### GIVEN INFORMATION
┌────────
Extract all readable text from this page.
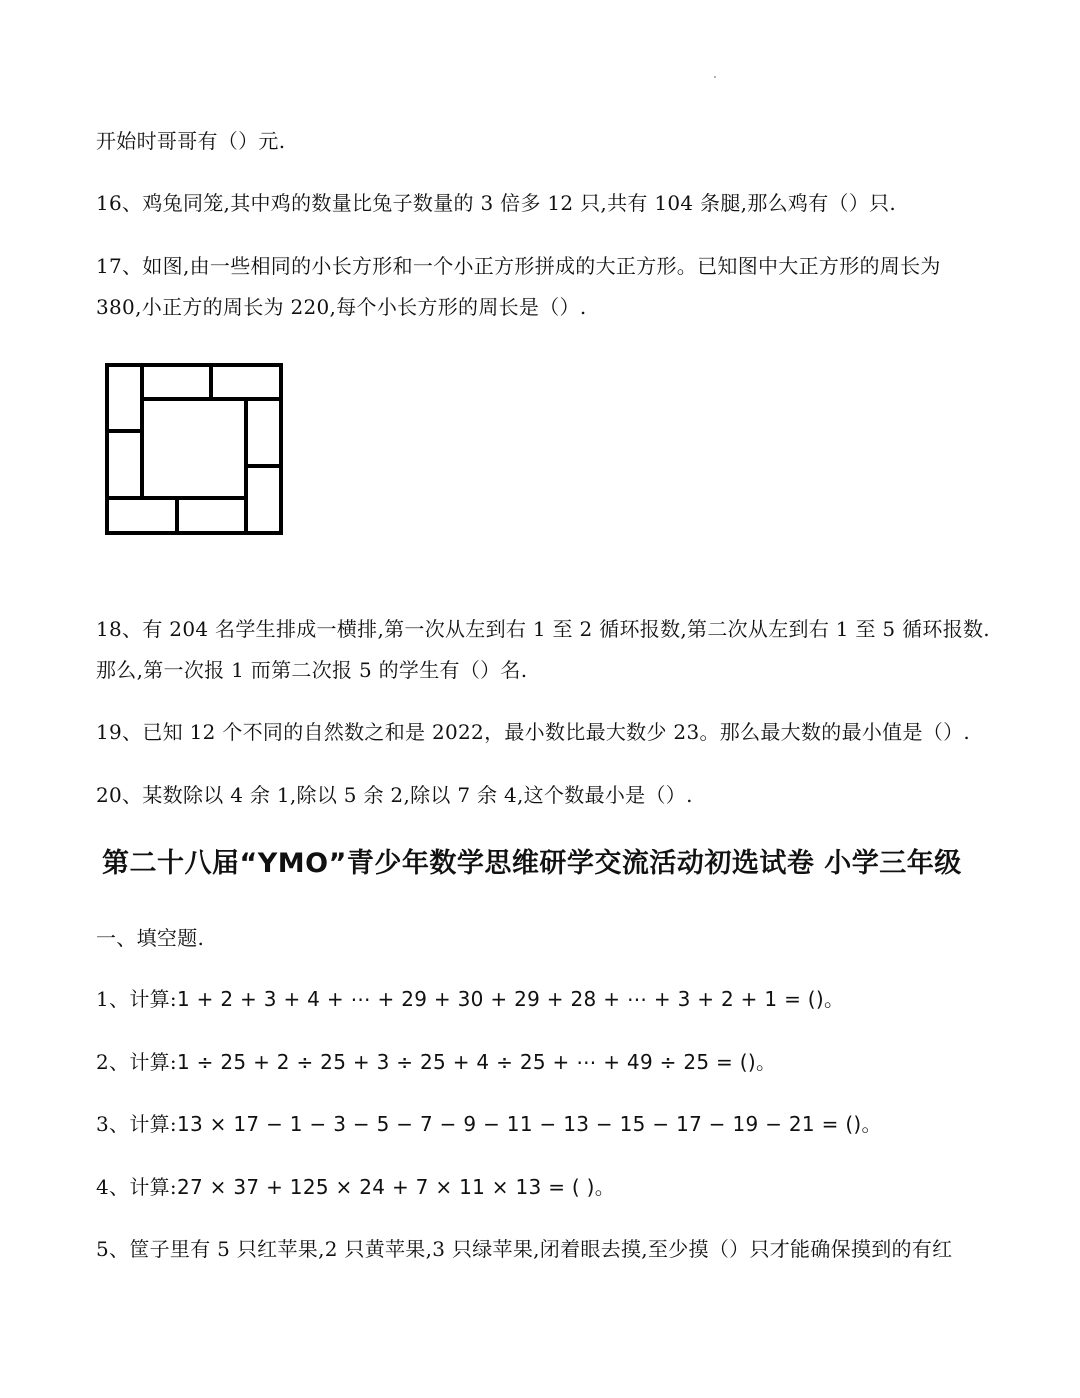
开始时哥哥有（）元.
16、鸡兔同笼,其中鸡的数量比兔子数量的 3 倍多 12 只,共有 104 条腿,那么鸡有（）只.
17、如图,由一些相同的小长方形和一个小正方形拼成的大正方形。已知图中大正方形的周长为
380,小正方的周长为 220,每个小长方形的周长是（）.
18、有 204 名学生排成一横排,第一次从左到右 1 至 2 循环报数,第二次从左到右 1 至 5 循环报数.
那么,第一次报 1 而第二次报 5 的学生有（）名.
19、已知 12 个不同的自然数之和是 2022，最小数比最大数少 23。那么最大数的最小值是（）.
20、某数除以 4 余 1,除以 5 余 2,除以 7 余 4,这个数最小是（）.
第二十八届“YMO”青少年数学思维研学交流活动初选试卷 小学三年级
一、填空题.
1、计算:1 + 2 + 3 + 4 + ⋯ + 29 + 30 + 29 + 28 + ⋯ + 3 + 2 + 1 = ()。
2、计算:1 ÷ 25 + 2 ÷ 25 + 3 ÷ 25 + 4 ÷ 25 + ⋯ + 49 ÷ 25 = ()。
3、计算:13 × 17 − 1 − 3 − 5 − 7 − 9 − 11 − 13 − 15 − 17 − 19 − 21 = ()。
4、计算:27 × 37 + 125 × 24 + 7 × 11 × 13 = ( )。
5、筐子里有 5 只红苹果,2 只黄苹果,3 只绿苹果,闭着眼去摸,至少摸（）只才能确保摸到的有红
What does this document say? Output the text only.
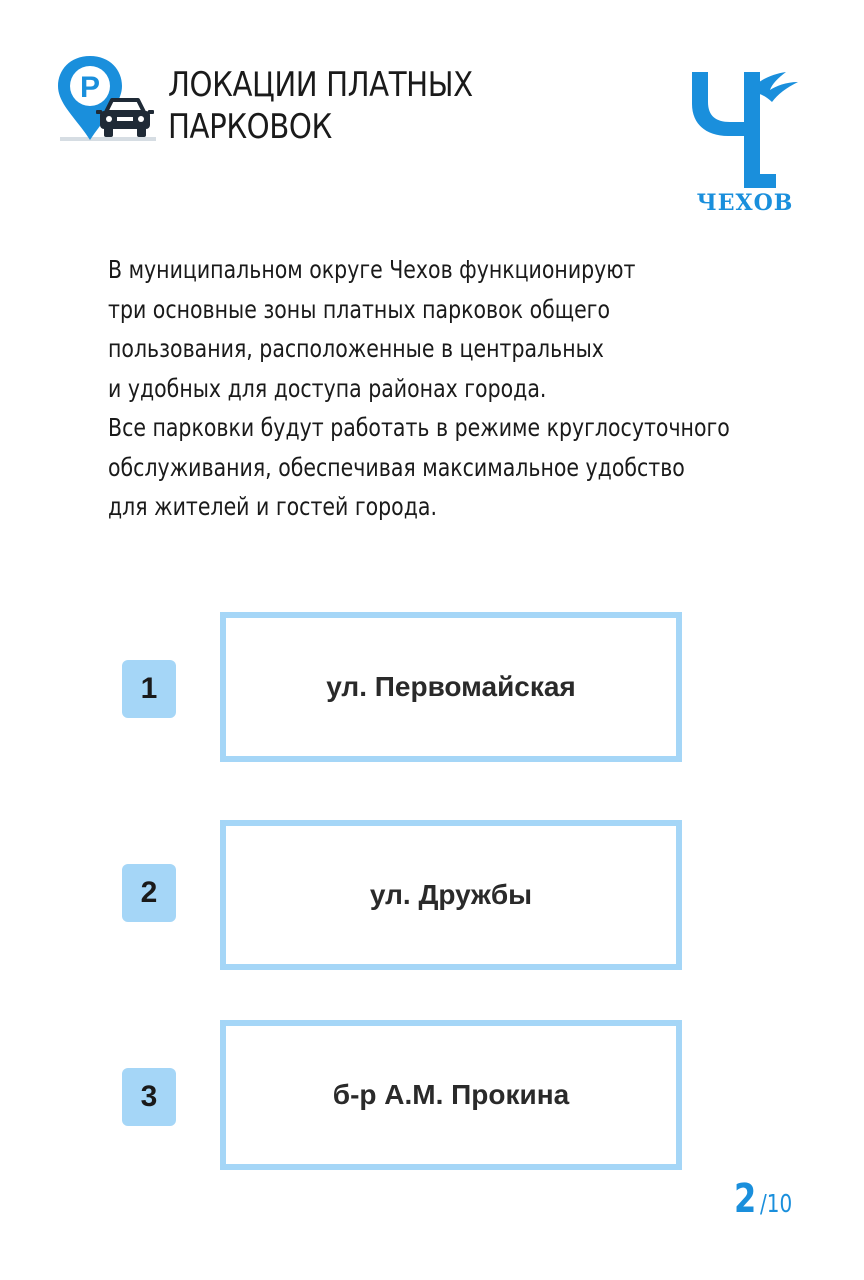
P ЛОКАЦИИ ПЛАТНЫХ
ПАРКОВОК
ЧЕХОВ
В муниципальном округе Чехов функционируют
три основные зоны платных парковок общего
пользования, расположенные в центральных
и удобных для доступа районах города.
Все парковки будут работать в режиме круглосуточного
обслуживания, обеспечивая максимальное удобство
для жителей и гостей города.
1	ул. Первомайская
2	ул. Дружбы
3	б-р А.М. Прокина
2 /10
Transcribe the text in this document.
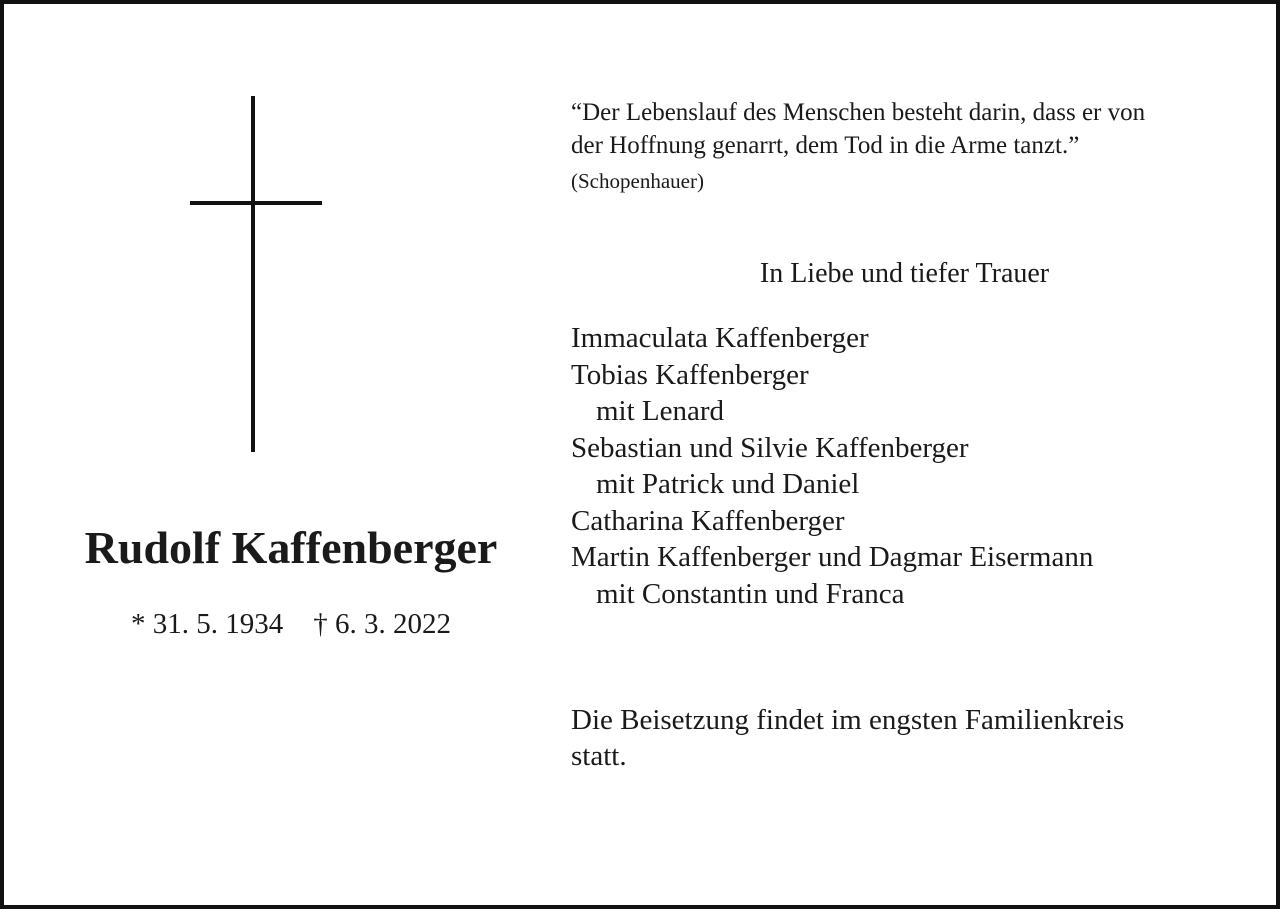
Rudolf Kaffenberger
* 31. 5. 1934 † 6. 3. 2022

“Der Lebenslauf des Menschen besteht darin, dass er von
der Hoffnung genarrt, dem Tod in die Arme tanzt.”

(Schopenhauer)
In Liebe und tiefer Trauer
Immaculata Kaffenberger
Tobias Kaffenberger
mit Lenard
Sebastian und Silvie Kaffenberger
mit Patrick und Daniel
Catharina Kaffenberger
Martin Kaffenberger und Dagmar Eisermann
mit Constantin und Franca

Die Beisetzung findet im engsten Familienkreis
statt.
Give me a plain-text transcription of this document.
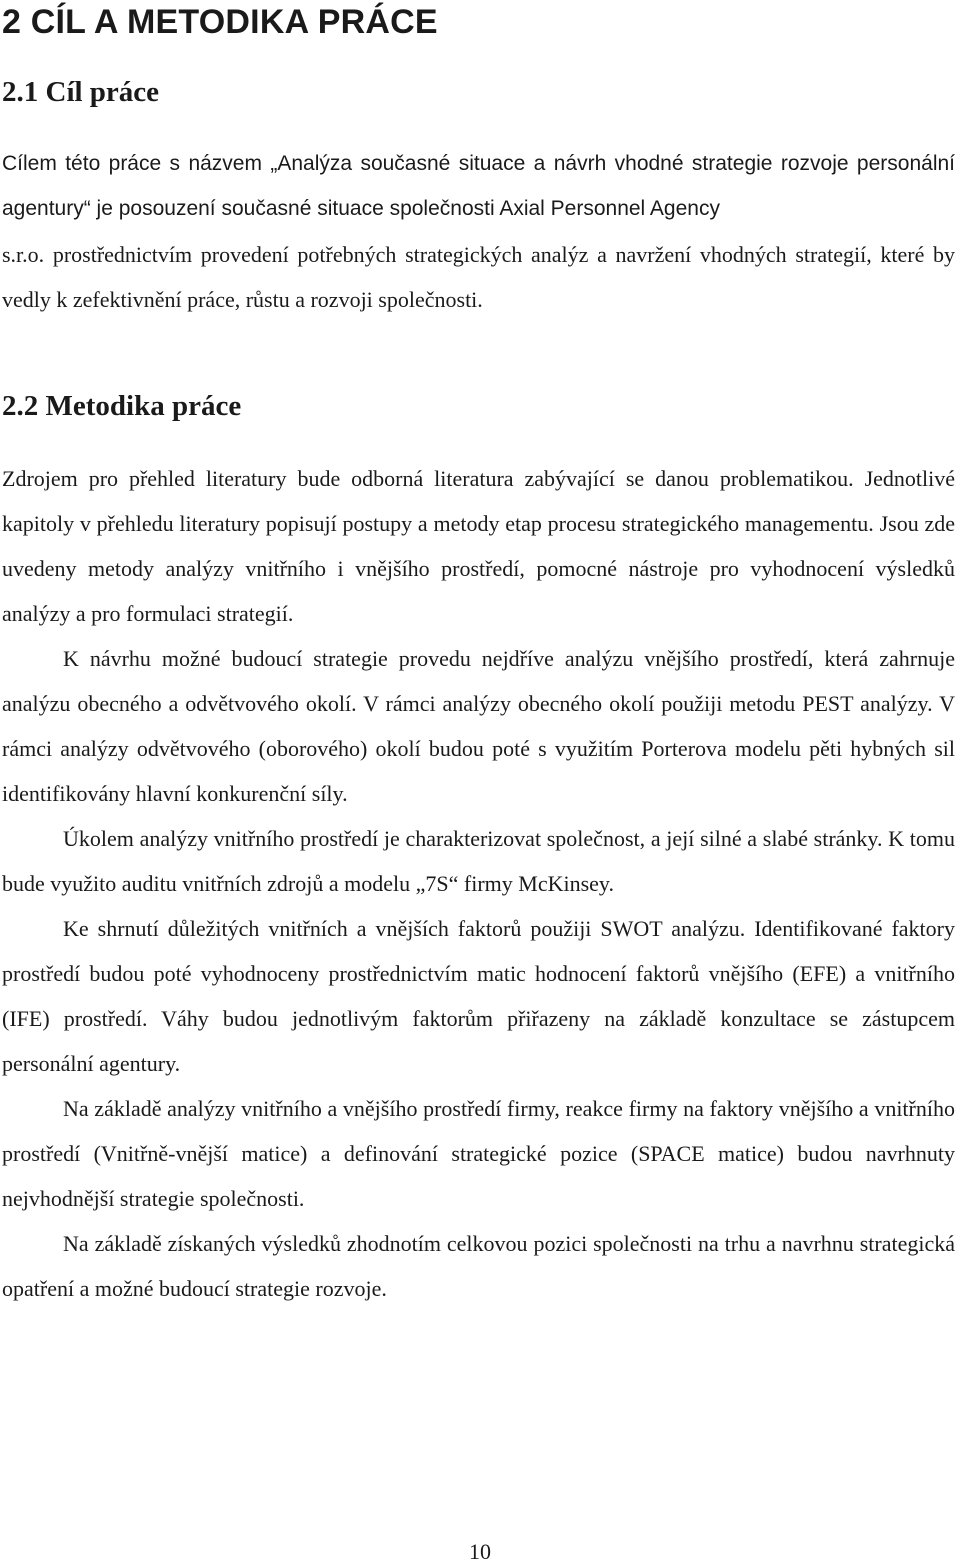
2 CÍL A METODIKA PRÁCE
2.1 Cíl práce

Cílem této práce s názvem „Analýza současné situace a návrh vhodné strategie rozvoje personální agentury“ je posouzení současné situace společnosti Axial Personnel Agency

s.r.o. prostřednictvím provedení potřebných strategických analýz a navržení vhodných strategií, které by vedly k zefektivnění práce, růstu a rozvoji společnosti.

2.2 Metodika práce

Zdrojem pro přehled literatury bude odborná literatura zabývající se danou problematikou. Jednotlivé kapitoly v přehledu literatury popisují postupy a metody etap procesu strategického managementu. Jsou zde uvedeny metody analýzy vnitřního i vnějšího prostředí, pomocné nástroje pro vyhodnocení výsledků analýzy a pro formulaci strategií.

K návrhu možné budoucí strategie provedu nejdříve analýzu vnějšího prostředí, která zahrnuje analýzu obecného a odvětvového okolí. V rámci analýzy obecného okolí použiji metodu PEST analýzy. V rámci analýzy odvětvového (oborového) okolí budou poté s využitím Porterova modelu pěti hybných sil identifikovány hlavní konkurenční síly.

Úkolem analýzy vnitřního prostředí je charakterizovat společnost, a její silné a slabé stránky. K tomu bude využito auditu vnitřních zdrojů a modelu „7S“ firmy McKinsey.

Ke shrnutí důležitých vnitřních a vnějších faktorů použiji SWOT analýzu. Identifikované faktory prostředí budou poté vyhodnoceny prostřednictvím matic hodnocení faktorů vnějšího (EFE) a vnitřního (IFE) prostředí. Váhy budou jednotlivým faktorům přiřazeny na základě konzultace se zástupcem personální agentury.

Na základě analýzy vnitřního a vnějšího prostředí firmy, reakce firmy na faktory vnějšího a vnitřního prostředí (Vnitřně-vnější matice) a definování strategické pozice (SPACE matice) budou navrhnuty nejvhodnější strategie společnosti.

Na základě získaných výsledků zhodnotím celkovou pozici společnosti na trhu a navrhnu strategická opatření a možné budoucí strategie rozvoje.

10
└────────
### SET PROBLEM
Transcribe the material as is, with images omitted.

### OUTPUT FOR THIS EXERCISE
Extract all readable text from this page.
开始时哥哥有（）元.
16、鸡兔同笼,其中鸡的数量比兔子数量的 3 倍多 12 只,共有 104 条腿,那么鸡有（）只.
17、如图,由一些相同的小长方形和一个小正方形拼成的大正方形。已知图中大正方形的周长为
380,小正方的周长为 220,每个小长方形的周长是（）.
18、有 204 名学生排成一横排,第一次从左到右 1 至 2 循环报数,第二次从左到右 1 至 5 循环报数.
那么,第一次报 1 而第二次报 5 的学生有（）名.
19、已知 12 个不同的自然数之和是 2022，最小数比最大数少 23。那么最大数的最小值是（）.
20、某数除以 4 余 1,除以 5 余 2,除以 7 余 4,这个数最小是（）.
第二十八届“YMO”青少年数学思维研学交流活动初选试卷 小学三年级
一、填空题.
1、计算:1 + 2 + 3 + 4 + ⋯ + 29 + 30 + 29 + 28 + ⋯ + 3 + 2 + 1 = ()。
2、计算:1 ÷ 25 + 2 ÷ 25 + 3 ÷ 25 + 4 ÷ 25 + ⋯ + 49 ÷ 25 = ()。
3、计算:13 × 17 − 1 − 3 − 5 − 7 − 9 − 11 − 13 − 15 − 17 − 19 − 21 = ()。
4、计算:27 × 37 + 125 × 24 + 7 × 11 × 13 = ( )。
5、筐子里有 5 只红苹果,2 只黄苹果,3 只绿苹果,闭着眼去摸,至少摸（）只才能确保摸到的有红
What does this document say? Output the text only.
P ЛОКАЦИИ ПЛАТНЫХ
ПАРКОВОК
ЧЕХОВ
В муниципальном округе Чехов функционируют
три основные зоны платных парковок общего
пользования, расположенные в центральных
и удобных для доступа районах города.
Все парковки будут работать в режиме круглосуточного
обслуживания, обеспечивая максимальное удобство
для жителей и гостей города.
1	ул. Первомайская
2	ул. Дружбы
3	б-р А.М. Прокина
2 /10
Transcribe the text in this document.
Rudolf Kaffenberger
* 31. 5. 1934 † 6. 3. 2022

“Der Lebenslauf des Menschen besteht darin, dass er von
der Hoffnung genarrt, dem Tod in die Arme tanzt.”

(Schopenhauer)
In Liebe und tiefer Trauer
Immaculata Kaffenberger
Tobias Kaffenberger
mit Lenard
Sebastian und Silvie Kaffenberger
mit Patrick und Daniel
Catharina Kaffenberger
Martin Kaffenberger und Dagmar Eisermann
mit Constantin und Franca

Die Beisetzung findet im engsten Familienkreis
statt.
Give me a plain-text transcription of this document.
2 CÍL A METODIKA PRÁCE
2.1 Cíl práce

Cílem této práce s názvem „Analýza současné situace a návrh vhodné strategie rozvoje personální agentury“ je posouzení současné situace společnosti Axial Personnel Agency

s.r.o. prostřednictvím provedení potřebných strategických analýz a navržení vhodných strategií, které by vedly k zefektivnění práce, růstu a rozvoji společnosti.

2.2 Metodika práce

Zdrojem pro přehled literatury bude odborná literatura zabývající se danou problematikou. Jednotlivé kapitoly v přehledu literatury popisují postupy a metody etap procesu strategického managementu. Jsou zde uvedeny metody analýzy vnitřního i vnějšího prostředí, pomocné nástroje pro vyhodnocení výsledků analýzy a pro formulaci strategií.

K návrhu možné budoucí strategie provedu nejdříve analýzu vnějšího prostředí, která zahrnuje analýzu obecného a odvětvového okolí. V rámci analýzy obecného okolí použiji metodu PEST analýzy. V rámci analýzy odvětvového (oborového) okolí budou poté s využitím Porterova modelu pěti hybných sil identifikovány hlavní konkurenční síly.

Úkolem analýzy vnitřního prostředí je charakterizovat společnost, a její silné a slabé stránky. K tomu bude využito auditu vnitřních zdrojů a modelu „7S“ firmy McKinsey.

Ke shrnutí důležitých vnitřních a vnějších faktorů použiji SWOT analýzu. Identifikované faktory prostředí budou poté vyhodnoceny prostřednictvím matic hodnocení faktorů vnějšího (EFE) a vnitřního (IFE) prostředí. Váhy budou jednotlivým faktorům přiřazeny na základě konzultace se zástupcem personální agentury.

Na základě analýzy vnitřního a vnějšího prostředí firmy, reakce firmy na faktory vnějšího a vnitřního prostředí (Vnitřně-vnější matice) a definování strategické pozice (SPACE matice) budou navrhnuty nejvhodnější strategie společnosti.

Na základě získaných výsledků zhodnotím celkovou pozici společnosti na trhu a navrhnu strategická opatření a možné budoucí strategie rozvoje.

10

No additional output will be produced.